___ TRECHO PARA LER

Como disse o vice-chanceler da Alemanha, Robert Habeck, a tecnologia não é, em si, boa ou ruim: tudo depende de quem a usa. Com as redes sociais, já tivemos a oportunidade de transformar uma ideia excelente de conexão de pessoas em um mar de desinformação e discursos de ódio – com a Inteligência Artificial, podemos fazer diferente.

Mas para que isso aconteça, precisamos de um olhar diferente. Já é mais do que hora de acelerar o desenvolvimento de lideranças femininas: inúmeros estudos demonstraram que uma presença mais marcante de mulheres em cargos de gestão cria ambientes de trabalho mais colaborativos, menos agressivos e mais saudáveis.

Nesse sentido, o Web Summit vem dando um ótimo exemplo: das cerca de 3 mil startups presentes no evento, 44% foram fundadas por mulheres e estão em diferentes estágios de evolução. O espaço Women in Tech, um dos destaques do evento, se transformou em uma parada obrigatória para comprovar a capacidade feminina de construção de comunidades, negócios e prosperidade.

______
___ DADOS GUARDADOS

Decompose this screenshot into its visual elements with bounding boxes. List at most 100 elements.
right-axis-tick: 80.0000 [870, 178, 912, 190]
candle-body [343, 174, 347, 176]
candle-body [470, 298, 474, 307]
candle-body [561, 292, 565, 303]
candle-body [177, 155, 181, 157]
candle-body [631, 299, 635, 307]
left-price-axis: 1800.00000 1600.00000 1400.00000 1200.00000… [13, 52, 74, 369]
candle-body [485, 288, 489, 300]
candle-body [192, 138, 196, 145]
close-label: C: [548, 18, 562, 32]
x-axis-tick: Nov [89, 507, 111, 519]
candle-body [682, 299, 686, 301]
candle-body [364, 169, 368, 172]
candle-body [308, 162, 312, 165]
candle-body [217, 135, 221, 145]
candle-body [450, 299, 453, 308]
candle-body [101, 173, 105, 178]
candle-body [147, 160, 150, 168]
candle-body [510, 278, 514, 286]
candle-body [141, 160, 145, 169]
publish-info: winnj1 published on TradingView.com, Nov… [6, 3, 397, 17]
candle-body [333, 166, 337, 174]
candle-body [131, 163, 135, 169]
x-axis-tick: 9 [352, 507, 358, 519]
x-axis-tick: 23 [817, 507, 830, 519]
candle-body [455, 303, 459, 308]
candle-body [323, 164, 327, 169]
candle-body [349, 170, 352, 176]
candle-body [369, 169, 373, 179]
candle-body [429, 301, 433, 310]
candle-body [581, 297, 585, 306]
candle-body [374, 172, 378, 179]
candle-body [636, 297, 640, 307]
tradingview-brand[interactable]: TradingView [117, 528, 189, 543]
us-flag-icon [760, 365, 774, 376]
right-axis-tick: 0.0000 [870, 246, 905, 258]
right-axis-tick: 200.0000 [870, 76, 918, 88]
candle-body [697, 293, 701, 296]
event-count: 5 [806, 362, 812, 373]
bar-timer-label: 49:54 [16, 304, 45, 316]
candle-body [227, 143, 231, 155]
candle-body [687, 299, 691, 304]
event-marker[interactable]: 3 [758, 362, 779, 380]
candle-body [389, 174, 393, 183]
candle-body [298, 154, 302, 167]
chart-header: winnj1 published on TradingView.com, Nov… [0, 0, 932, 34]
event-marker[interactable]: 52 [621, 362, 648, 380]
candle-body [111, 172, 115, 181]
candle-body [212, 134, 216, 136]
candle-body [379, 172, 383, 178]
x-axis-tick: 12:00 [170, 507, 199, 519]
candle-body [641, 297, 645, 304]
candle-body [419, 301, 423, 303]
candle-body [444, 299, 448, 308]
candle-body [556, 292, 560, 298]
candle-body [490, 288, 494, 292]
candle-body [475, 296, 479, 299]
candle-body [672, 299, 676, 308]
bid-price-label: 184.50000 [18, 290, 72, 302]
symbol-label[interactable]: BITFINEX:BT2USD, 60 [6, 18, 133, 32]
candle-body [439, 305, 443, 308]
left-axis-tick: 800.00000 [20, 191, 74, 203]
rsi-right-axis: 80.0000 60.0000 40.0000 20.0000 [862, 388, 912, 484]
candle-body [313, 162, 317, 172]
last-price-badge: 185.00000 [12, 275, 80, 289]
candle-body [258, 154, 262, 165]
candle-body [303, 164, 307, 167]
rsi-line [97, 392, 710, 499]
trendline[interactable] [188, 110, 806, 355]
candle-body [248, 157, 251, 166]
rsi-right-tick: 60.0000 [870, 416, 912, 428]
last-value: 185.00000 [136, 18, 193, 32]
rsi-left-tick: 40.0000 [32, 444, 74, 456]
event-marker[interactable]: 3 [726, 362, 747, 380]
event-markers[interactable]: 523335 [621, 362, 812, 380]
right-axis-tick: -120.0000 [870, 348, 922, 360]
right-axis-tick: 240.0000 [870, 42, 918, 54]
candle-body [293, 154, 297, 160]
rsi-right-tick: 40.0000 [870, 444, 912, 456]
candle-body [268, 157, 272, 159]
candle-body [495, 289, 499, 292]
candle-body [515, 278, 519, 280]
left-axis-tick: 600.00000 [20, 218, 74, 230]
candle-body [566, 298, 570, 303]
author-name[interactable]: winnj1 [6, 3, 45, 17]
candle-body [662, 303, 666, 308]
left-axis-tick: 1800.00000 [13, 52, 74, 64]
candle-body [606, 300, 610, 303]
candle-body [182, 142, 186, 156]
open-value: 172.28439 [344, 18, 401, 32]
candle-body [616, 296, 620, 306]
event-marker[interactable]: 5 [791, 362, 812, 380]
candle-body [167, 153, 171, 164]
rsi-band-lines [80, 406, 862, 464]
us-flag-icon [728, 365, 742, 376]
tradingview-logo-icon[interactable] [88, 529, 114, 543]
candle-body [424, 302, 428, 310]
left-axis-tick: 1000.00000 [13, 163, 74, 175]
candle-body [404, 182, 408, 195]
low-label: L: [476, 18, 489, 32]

______

**TAREFAS A FAZER**.
1) No trecho sobre tecnologia e liderança feminina, troque "lideranças femininas" por "mulheres líderes" e reescreva a passagem de "Mas para que" até "e mais saudáveis.".
2) De acordo com o trecho sobre tecnologia e liderança feminina, que parcela das startups presentes no Web Summit foi fundada por mulheres?
3) Dê continuidade ao trecho sobre tecnologia e liderança feminina a partir da última frase.
O material é independente do trecho sobre tecnologia e liderança feminina.

**RESPOSTAS DAS TAREFAS**.
1)
Mas para que isso aconteça, precisamos de um olhar diferente. Já é mais do que hora de acelerar o desenvolvimento de mulheres líderes: inúmeros estudos demonstraram que uma presença mais marcante de mulheres em cargos de gestão cria ambientes de trabalho mais colaborativos, menos agressivos e mais saudáveis.

2) 44% das cerca de 3 mil startups.

3)
Com diversidade de origens e mais oportunidades, podemos encarar os problemas a partir de novos olhares e resolver das questões mais básicas às mais complexas, diminuindo a desigualdade social. Um bom exemplo é a eletricidade: o que parece resolvido em nosso dia a dia é, para 770 milhões de pessoas, algo nunca visto – mesmo quase 150 anos depois da primeira lâmpada ter sido acesa.

Dependendo de como analisamos, é um grande fracasso: já passaram 150 anos e quase 10% da população ainda não conta com um item tão básico. Saneamento básico também é luxo em muitas regiões do mundo. Para mim, porém, é um alerta dos erros que não devem ser cometidos no uso da Inteligência Artificial e tantas tecnologias que serão desenvolvidas nos próximos anos.

Não basta que uma tecnologia exista – é preciso fazer com que ela seja acessível ao maior número possível de pessoas. É o que a chinesa Alibaba decidiu fazer com um sistema comercial que facilita o procurement de produtos em fornecedores. Disponível para pequenas empresas em mais de 200 países, o Accio usa IA para facilitar a busca por produtos a serem comprados e a geração de conteúdo para ambientes digitais.

Sonho ou pesadelo?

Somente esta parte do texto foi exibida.